=== DATA FOR THIS TASK ===
━━━━━━━━━━

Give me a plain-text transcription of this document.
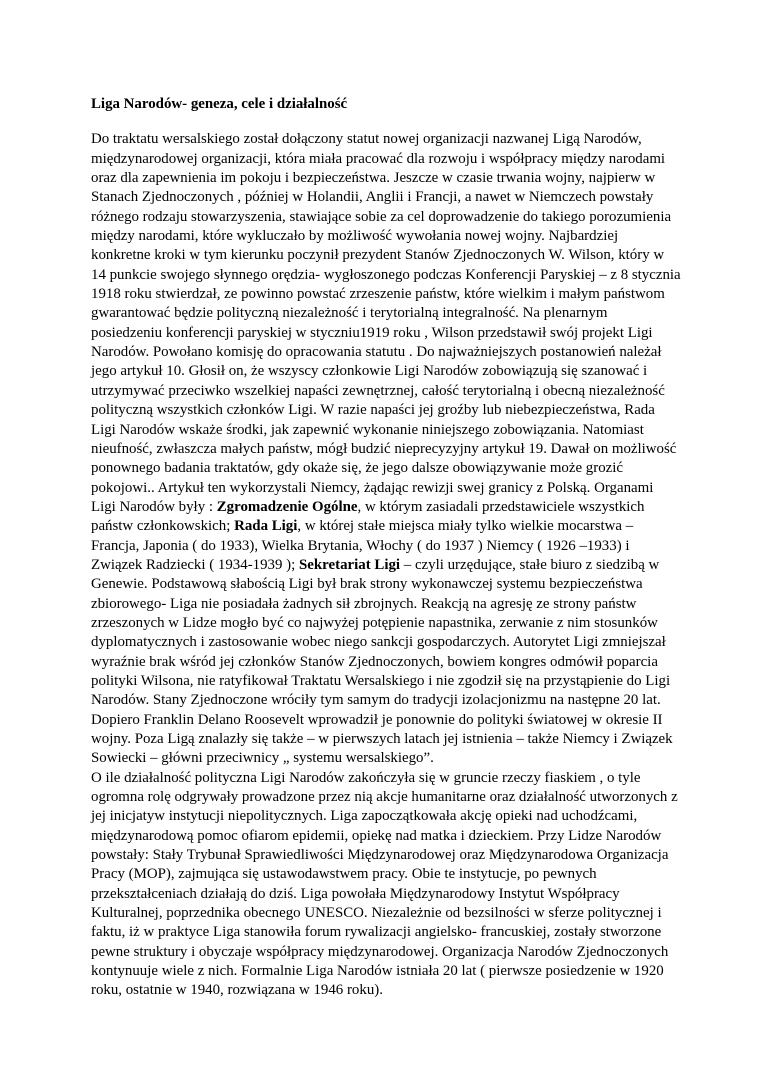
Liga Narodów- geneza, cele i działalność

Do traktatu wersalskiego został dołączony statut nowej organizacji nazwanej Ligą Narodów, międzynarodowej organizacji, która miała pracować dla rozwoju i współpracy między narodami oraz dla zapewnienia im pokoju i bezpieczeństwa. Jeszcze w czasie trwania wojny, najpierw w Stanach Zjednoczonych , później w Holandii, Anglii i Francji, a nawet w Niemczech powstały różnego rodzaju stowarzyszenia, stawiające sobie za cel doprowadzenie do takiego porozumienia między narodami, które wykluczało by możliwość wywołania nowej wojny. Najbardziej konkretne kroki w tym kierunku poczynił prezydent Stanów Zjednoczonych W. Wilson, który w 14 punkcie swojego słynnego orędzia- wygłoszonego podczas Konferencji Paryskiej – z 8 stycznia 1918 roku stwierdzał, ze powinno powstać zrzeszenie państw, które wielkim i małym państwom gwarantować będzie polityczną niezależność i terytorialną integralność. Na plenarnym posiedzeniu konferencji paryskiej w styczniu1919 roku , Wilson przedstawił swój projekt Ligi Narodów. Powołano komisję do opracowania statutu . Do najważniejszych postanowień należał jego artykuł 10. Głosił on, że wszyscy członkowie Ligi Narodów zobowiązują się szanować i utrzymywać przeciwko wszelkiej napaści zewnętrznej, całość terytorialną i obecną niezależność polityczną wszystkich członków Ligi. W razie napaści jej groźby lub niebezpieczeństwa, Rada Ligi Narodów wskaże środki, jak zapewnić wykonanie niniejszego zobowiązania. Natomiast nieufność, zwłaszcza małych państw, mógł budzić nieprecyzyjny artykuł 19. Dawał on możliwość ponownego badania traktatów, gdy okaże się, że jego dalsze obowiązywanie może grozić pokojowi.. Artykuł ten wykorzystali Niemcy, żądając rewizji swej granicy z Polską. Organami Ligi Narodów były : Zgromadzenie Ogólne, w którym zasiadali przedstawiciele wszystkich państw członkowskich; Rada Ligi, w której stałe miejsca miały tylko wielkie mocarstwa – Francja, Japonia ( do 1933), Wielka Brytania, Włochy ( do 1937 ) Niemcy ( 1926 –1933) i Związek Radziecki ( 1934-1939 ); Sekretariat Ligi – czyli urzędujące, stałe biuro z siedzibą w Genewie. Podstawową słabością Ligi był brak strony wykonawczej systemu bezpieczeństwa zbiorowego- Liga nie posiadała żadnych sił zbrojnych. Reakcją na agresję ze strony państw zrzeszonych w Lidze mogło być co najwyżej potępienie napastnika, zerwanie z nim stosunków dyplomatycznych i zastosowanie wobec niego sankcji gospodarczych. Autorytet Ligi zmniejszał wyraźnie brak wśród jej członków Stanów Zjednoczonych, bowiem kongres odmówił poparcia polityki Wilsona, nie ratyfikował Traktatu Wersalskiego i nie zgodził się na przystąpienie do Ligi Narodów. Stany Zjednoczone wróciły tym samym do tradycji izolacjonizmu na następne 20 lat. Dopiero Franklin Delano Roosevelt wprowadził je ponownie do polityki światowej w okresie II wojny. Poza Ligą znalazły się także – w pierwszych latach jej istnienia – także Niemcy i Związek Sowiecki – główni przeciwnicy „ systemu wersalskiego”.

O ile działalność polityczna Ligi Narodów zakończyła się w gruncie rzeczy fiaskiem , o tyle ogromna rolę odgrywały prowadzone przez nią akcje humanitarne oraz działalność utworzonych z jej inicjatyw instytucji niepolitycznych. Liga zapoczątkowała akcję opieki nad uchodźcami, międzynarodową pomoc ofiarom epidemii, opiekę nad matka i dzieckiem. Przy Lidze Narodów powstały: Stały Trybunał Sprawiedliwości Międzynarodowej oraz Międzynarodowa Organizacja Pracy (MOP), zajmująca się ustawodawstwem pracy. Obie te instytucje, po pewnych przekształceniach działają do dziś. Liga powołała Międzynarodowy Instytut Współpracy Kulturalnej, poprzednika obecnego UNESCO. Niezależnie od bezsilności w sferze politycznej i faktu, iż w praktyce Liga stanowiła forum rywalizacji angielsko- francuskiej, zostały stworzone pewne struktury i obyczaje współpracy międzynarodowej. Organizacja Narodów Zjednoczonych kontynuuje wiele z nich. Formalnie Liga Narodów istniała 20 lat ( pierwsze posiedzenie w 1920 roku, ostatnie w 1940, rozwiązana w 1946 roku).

━━━━━━━━━━

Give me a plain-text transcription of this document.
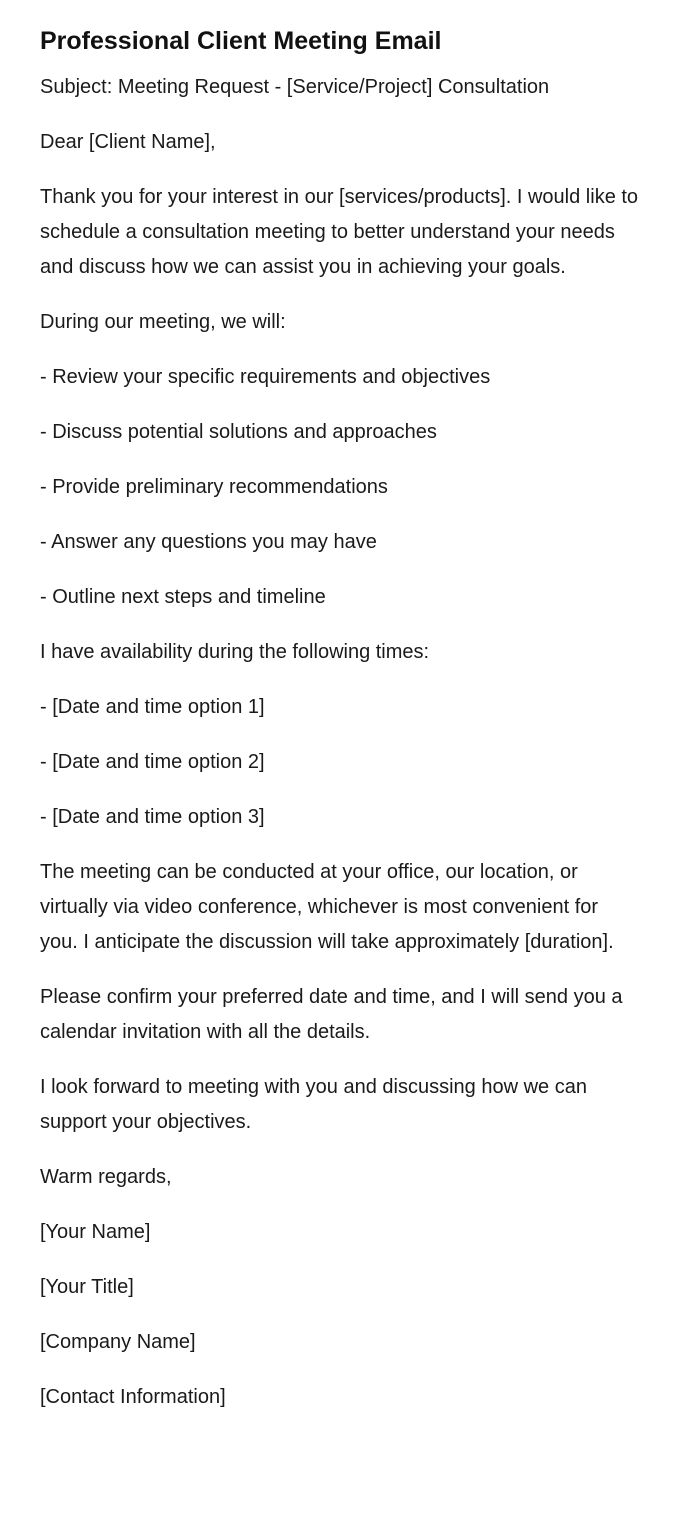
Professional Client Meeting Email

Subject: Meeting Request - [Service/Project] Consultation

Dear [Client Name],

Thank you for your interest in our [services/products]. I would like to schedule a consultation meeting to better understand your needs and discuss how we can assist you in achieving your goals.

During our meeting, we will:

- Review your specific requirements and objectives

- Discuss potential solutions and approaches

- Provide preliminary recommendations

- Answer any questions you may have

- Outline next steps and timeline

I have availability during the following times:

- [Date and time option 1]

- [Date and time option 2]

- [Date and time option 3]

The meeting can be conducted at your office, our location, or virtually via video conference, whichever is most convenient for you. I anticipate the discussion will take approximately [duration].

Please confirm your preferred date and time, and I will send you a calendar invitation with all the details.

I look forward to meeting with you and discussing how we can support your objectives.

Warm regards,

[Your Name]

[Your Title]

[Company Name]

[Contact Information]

━━━━━━━━━━

=== REQUIRED WORK ===
Track down the lines that include the word "Name" and copy them.

=== FULL ANSWER ===
Dear [Client Name],
[Your Name]
[Company Name]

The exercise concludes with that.